**Directive:**
Return the number of lines holding "être", with nothing added.

* begin *

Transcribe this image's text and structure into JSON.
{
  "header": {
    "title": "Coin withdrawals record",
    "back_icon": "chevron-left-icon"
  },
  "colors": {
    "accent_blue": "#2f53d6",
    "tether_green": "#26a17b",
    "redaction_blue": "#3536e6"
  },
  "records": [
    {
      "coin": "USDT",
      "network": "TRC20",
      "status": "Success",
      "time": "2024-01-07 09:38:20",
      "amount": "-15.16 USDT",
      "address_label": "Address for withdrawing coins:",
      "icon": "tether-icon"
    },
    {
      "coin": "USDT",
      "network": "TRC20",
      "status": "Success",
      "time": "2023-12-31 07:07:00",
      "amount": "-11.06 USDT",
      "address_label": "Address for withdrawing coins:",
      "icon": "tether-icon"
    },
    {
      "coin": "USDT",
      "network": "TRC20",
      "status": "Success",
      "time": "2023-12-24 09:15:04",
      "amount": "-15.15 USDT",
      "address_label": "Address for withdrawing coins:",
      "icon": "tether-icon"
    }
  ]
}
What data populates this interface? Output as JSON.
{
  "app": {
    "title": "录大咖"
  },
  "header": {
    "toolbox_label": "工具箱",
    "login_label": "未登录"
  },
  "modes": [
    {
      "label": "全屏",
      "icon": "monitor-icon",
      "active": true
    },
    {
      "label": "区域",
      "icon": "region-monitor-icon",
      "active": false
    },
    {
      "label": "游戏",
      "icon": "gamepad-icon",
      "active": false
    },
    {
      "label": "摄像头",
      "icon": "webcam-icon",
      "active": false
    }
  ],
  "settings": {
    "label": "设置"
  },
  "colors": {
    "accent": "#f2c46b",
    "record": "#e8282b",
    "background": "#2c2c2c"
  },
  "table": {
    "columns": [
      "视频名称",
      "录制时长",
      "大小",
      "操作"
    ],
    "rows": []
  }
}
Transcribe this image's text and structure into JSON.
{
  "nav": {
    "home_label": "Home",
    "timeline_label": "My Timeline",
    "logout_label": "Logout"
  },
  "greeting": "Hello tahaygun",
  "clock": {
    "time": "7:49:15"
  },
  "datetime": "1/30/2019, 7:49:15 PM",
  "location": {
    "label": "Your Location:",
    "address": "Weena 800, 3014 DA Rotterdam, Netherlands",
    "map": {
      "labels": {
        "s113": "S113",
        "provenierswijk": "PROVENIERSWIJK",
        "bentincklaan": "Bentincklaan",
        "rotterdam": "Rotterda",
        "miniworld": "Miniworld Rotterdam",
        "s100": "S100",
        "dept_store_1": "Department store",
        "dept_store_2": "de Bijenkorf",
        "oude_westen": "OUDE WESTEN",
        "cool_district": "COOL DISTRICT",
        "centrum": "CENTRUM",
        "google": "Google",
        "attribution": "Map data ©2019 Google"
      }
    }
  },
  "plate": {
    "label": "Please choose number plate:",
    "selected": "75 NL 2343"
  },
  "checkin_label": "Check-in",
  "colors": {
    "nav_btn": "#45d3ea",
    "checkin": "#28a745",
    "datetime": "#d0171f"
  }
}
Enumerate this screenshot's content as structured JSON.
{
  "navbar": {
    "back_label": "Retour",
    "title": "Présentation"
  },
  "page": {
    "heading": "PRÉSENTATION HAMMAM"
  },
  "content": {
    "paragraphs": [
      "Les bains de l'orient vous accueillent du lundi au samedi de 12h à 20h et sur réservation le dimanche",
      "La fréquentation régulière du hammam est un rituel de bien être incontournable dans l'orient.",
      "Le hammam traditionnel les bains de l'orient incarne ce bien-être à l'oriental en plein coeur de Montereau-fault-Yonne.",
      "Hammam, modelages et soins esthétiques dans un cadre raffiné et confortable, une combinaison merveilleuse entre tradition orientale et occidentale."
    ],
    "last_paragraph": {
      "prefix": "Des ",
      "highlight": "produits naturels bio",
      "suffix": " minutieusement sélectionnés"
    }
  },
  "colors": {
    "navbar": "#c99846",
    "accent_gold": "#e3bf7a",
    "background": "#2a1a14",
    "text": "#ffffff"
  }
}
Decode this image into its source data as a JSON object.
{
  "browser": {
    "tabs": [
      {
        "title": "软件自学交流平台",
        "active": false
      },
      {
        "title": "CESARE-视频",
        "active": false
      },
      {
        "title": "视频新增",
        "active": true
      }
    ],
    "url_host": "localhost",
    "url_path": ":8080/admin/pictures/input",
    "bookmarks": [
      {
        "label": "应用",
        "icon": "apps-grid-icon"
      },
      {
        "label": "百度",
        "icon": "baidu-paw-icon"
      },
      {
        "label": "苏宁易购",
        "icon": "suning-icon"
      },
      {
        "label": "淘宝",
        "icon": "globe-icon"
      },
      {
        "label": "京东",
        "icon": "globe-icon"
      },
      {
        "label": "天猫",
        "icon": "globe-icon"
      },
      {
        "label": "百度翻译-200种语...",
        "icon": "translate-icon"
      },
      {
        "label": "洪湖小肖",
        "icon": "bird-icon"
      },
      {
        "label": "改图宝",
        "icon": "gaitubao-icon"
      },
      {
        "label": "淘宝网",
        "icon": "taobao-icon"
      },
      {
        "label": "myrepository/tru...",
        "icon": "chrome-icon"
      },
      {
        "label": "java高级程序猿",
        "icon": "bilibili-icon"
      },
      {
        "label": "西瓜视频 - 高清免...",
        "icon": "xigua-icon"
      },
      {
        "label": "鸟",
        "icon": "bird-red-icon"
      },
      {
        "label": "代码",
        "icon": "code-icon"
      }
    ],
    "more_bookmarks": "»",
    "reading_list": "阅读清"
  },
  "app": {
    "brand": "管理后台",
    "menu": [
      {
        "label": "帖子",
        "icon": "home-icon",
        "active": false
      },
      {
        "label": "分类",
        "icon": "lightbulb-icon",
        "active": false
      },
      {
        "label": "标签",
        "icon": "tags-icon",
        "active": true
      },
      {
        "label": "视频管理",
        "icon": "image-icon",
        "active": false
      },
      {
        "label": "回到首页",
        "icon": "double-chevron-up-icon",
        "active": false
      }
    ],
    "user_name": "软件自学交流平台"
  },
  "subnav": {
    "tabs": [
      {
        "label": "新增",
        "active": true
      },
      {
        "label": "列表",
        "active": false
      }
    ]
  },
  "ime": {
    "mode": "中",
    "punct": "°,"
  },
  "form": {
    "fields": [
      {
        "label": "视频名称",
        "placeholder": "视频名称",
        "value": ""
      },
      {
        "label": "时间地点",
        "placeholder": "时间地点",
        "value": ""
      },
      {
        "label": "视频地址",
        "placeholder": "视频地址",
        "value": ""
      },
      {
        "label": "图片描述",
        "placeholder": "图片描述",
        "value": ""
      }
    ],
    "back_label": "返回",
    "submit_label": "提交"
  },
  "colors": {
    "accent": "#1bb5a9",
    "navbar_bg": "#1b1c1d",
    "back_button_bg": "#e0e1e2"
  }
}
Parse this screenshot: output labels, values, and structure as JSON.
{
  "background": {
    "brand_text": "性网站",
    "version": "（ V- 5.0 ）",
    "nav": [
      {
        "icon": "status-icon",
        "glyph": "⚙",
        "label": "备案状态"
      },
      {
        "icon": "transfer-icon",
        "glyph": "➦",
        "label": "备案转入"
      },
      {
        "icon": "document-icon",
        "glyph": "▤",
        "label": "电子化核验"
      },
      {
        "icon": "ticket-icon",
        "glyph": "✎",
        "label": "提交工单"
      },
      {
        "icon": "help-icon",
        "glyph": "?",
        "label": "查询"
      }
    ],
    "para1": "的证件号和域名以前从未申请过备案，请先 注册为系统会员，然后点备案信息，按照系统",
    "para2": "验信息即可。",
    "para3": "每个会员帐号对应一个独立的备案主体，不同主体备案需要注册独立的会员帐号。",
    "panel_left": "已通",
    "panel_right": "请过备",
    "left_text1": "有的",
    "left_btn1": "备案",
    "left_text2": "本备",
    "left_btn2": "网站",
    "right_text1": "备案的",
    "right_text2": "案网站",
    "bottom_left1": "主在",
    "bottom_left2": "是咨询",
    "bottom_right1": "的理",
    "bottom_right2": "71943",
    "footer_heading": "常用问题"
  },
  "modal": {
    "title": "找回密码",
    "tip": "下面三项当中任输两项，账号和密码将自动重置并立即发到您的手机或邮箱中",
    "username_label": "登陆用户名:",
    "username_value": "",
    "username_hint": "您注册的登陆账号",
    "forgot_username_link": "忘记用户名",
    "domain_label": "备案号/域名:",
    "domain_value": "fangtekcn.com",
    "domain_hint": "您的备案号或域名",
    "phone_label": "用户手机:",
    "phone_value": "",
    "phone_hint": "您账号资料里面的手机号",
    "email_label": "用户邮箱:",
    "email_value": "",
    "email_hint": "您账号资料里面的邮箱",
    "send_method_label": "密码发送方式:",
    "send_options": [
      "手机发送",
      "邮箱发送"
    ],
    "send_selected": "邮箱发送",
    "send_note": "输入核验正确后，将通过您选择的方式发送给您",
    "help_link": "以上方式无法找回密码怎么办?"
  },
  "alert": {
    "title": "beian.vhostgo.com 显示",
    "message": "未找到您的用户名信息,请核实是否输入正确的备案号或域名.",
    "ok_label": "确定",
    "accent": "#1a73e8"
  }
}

* end *

**Exercise response:**
2